● What is being asked
Can all of these lines be returned exactly?

#### Data rows

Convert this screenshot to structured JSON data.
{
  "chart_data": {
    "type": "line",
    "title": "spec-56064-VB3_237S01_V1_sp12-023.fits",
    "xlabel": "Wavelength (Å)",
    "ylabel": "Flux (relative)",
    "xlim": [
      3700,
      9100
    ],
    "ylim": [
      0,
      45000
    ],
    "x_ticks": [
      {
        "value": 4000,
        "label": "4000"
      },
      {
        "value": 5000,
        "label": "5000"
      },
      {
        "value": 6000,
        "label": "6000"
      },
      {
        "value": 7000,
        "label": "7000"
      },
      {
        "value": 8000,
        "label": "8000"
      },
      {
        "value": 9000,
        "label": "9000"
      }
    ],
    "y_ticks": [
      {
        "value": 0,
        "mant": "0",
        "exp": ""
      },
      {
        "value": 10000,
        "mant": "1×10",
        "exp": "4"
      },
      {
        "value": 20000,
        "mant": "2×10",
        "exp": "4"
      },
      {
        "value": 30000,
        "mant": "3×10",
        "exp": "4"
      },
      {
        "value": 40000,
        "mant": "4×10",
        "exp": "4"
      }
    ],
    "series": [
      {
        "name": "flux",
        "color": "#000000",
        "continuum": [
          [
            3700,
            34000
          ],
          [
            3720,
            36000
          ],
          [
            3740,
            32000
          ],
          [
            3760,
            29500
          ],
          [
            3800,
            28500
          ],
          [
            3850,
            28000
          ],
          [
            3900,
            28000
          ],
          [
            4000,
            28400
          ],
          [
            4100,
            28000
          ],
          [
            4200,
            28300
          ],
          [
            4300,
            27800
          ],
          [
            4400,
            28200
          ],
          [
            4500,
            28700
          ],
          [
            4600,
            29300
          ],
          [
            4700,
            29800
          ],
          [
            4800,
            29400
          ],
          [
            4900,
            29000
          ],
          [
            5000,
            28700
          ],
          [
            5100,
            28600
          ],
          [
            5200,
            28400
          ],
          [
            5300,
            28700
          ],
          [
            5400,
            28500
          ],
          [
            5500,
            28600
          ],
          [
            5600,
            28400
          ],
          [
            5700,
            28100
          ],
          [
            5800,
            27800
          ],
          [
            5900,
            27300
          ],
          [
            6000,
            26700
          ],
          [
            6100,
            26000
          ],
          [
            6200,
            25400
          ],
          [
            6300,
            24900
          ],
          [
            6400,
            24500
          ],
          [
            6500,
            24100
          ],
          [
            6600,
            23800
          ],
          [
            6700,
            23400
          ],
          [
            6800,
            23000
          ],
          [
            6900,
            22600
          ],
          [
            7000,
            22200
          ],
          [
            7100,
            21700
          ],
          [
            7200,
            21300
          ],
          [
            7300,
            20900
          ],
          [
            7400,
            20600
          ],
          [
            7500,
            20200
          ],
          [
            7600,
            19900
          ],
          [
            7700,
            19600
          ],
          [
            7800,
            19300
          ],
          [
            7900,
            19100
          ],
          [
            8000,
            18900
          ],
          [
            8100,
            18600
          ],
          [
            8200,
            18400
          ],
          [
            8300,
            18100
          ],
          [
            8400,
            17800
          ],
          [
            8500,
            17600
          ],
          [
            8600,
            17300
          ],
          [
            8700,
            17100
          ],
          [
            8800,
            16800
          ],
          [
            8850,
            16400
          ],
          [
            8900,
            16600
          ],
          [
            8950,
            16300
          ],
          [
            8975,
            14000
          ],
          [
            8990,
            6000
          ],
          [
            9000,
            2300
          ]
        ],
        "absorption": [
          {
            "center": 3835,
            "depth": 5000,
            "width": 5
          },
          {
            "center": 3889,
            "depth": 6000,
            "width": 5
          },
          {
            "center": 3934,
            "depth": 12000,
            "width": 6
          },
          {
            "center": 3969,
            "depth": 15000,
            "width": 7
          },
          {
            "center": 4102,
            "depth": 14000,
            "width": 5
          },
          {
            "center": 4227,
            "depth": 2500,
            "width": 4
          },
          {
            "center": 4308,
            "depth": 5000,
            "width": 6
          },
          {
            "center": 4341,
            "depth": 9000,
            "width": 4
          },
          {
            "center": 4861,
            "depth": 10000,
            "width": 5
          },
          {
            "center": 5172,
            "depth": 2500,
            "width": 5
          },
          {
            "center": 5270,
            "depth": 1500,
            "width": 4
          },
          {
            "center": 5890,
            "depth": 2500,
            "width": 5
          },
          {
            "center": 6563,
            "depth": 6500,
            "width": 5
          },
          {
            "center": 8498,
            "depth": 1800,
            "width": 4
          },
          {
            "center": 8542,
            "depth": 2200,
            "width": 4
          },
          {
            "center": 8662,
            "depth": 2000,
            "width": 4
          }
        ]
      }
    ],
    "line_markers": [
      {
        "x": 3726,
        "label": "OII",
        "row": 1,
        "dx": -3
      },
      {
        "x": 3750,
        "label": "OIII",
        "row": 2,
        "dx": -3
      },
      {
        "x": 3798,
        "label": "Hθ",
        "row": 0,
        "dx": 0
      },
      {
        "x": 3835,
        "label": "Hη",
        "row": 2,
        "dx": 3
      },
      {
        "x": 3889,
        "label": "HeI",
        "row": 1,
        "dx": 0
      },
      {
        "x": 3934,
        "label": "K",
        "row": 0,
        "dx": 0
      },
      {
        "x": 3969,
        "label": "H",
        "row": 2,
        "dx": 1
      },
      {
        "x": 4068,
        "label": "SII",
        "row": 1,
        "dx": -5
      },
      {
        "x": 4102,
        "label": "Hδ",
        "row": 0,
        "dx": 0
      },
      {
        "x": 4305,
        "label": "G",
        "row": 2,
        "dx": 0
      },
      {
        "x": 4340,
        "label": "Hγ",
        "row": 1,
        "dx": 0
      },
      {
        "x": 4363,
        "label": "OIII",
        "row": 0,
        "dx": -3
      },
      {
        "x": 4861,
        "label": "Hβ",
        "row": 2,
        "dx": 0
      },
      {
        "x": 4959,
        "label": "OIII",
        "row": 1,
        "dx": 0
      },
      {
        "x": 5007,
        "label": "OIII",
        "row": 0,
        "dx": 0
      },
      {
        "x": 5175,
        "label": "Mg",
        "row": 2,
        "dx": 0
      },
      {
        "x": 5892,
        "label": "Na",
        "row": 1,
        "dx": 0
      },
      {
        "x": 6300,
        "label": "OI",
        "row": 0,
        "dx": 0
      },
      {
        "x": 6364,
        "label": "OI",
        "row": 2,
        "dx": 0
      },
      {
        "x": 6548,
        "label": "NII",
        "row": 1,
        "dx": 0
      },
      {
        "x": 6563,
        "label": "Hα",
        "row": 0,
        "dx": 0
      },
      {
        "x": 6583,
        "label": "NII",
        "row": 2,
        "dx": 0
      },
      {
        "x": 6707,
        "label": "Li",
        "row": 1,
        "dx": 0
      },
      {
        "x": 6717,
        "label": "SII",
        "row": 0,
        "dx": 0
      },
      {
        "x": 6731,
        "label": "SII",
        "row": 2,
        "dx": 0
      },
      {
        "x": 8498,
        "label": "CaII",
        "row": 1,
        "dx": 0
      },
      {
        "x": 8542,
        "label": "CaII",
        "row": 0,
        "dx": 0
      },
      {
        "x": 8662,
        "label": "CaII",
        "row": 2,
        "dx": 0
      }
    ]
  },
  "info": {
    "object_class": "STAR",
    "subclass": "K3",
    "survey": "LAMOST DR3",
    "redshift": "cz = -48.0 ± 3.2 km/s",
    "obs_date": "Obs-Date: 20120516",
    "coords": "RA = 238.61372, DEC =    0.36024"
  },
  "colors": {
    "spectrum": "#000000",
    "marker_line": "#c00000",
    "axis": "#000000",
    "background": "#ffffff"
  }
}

########

● Output of the exercise
Convert this screenshot to structured JSON data.
{
  "chart_data": {
    "type": "line",
    "title": "spec-56064-VB3_237S01_V1_sp12-023.fits",
    "xlabel": "Wavelength (Å)",
    "ylabel": "Flux (relative)",
    "xlim": [
      3700,
      9100
    ],
    "ylim": [
      0,
      45000
    ],
    "x_ticks": [
      {
        "value": 4000,
        "label": "4000"
      },
      {
        "value": 5000,
        "label": "5000"
      },
      {
        "value": 6000,
        "label": "6000"
      },
      {
        "value": 7000,
        "label": "7000"
      },
      {
        "value": 8000,
        "label": "8000"
      },
      {
        "value": 9000,
        "label": "9000"
      }
    ],
    "y_ticks": [
      {
        "value": 0,
        "mant": "0",
        "exp": ""
      },
      {
        "value": 10000,
        "mant": "1×10",
        "exp": "4"
      },
      {
        "value": 20000,
        "mant": "2×10",
        "exp": "4"
      },
      {
        "value": 30000,
        "mant": "3×10",
        "exp": "4"
      },
      {
        "value": 40000,
        "mant": "4×10",
        "exp": "4"
      }
    ],
    "series": [
      {
        "name": "flux",
        "color": "#000000",
        "continuum": [
          [
            3700,
            34000
          ],
          [
            3720,
            36000
          ],
          [
            3740,
            32000
          ],
          [
            3760,
            29500
          ],
          [
            3800,
            28500
          ],
          [
            3850,
            28000
          ],
          [
            3900,
            28000
          ],
          [
            4000,
            28400
          ],
          [
            4100,
            28000
          ],
          [
            4200,
            28300
          ],
          [
            4300,
            27800
          ],
          [
            4400,
            28200
          ],
          [
            4500,
            28700
          ],
          [
            4600,
            29300
          ],
          [
            4700,
            29800
          ],
          [
            4800,
            29400
          ],
          [
            4900,
            29000
          ],
          [
            5000,
            28700
          ],
          [
            5100,
            28600
          ],
          [
            5200,
            28400
          ],
          [
            5300,
            28700
          ],
          [
            5400,
            28500
          ],
          [
            5500,
            28600
          ],
          [
            5600,
            28400
          ],
          [
            5700,
            28100
          ],
          [
            5800,
            27800
          ],
          [
            5900,
            27300
          ],
          [
            6000,
            26700
          ],
          [
            6100,
            26000
          ],
          [
            6200,
            25400
          ],
          [
            6300,
            24900
          ],
          [
            6400,
            24500
          ],
          [
            6500,
            24100
          ],
          [
            6600,
            23800
          ],
          [
            6700,
            23400
          ],
          [
            6800,
            23000
          ],
          [
            6900,
            22600
          ],
          [
            7000,
            22200
          ],
          [
            7100,
            21700
          ],
          [
            7200,
            21300
          ],
          [
            7300,
            20900
          ],
          [
            7400,
            20600
          ],
          [
            7500,
            20200
          ],
          [
            7600,
            19900
          ],
          [
            7700,
            19600
          ],
          [
            7800,
            19300
          ],
          [
            7900,
            19100
          ],
          [
            8000,
            18900
          ],
          [
            8100,
            18600
          ],
          [
            8200,
            18400
          ],
          [
            8300,
            18100
          ],
          [
            8400,
            17800
          ],
          [
            8500,
            17600
          ],
          [
            8600,
            17300
          ],
          [
            8700,
            17100
          ],
          [
            8800,
            16800
          ],
          [
            8850,
            16400
          ],
          [
            8900,
            16600
          ],
          [
            8950,
            16300
          ],
          [
            8975,
            14000
          ],
          [
            8990,
            6000
          ],
          [
            9000,
            2300
          ]
        ],
        "absorption": [
          {
            "center": 3835,
            "depth": 5000,
            "width": 5
          },
          {
            "center": 3889,
            "depth": 6000,
            "width": 5
          },
          {
            "center": 3934,
            "depth": 12000,
            "width": 6
          },
          {
            "center": 3969,
            "depth": 15000,
            "width": 7
          },
          {
            "center": 4102,
            "depth": 14000,
            "width": 5
          },
          {
            "center": 4227,
            "depth": 2500,
            "width": 4
          },
          {
            "center": 4308,
            "depth": 5000,
            "width": 6
          },
          {
            "center": 4341,
            "depth": 9000,
            "width": 4
          },
          {
            "center": 4861,
            "depth": 10000,
            "width": 5
          },
          {
            "center": 5172,
            "depth": 2500,
            "width": 5
          },
          {
            "center": 5270,
            "depth": 1500,
            "width": 4
          },
          {
            "center": 5890,
            "depth": 2500,
            "width": 5
          },
          {
            "center": 6563,
            "depth": 6500,
            "width": 5
          },
          {
            "center": 8498,
            "depth": 1800,
            "width": 4
          },
          {
            "center": 8542,
            "depth": 2200,
            "width": 4
          },
          {
            "center": 8662,
            "depth": 2000,
            "width": 4
          }
        ]
      }
    ],
    "line_markers": [
      {
        "x": 3726,
        "label": "OII",
        "row": 1,
        "dx": -3
      },
      {
        "x": 3750,
        "label": "OIII",
        "row": 2,
        "dx": -3
      },
      {
        "x": 3798,
        "label": "Hθ",
        "row": 0,
        "dx": 0
      },
      {
        "x": 3835,
        "label": "Hη",
        "row": 2,
        "dx": 3
      },
      {
        "x": 3889,
        "label": "HeI",
        "row": 1,
        "dx": 0
      },
      {
        "x": 3934,
        "label": "K",
        "row": 0,
        "dx": 0
      },
      {
        "x": 3969,
        "label": "H",
        "row": 2,
        "dx": 1
      },
      {
        "x": 4068,
        "label": "SII",
        "row": 1,
        "dx": -5
      },
      {
        "x": 4102,
        "label": "Hδ",
        "row": 0,
        "dx": 0
      },
      {
        "x": 4305,
        "label": "G",
        "row": 2,
        "dx": 0
      },
      {
        "x": 4340,
        "label": "Hγ",
        "row": 1,
        "dx": 0
      },
      {
        "x": 4363,
        "label": "OIII",
        "row": 0,
        "dx": -3
      },
      {
        "x": 4861,
        "label": "Hβ",
        "row": 2,
        "dx": 0
      },
      {
        "x": 4959,
        "label": "OIII",
        "row": 1,
        "dx": 0
      },
      {
        "x": 5007,
        "label": "OIII",
        "row": 0,
        "dx": 0
      },
      {
        "x": 5175,
        "label": "Mg",
        "row": 2,
        "dx": 0
      },
      {
        "x": 5892,
        "label": "Na",
        "row": 1,
        "dx": 0
      },
      {
        "x": 6300,
        "label": "OI",
        "row": 0,
        "dx": 0
      },
      {
        "x": 6364,
        "label": "OI",
        "row": 2,
        "dx": 0
      },
      {
        "x": 6548,
        "label": "NII",
        "row": 1,
        "dx": 0
      },
      {
        "x": 6563,
        "label": "Hα",
        "row": 0,
        "dx": 0
      },
      {
        "x": 6583,
        "label": "NII",
        "row": 2,
        "dx": 0
      },
      {
        "x": 6707,
        "label": "Li",
        "row": 1,
        "dx": 0
      },
      {
        "x": 6717,
        "label": "SII",
        "row": 0,
        "dx": 0
      },
      {
        "x": 6731,
        "label": "SII",
        "row": 2,
        "dx": 0
      },
      {
        "x": 8498,
        "label": "CaII",
        "row": 1,
        "dx": 0
      },
      {
        "x": 8542,
        "label": "CaII",
        "row": 0,
        "dx": 0
      },
      {
        "x": 8662,
        "label": "CaII",
        "row": 2,
        "dx": 0
      }
    ]
  },
  "info": {
    "object_class": "STAR",
    "subclass": "K3",
    "survey": "LAMOST DR3",
    "redshift": "cz = -48.0 ± 3.2 km/s",
    "obs_date": "Obs-Date: 20120516",
    "coords": "RA = 238.61372, DEC =    0.36024"
  },
  "colors": {
    "spectrum": "#000000",
    "marker_line": "#c00000",
    "axis": "#000000",
    "background": "#ffffff"
  }
}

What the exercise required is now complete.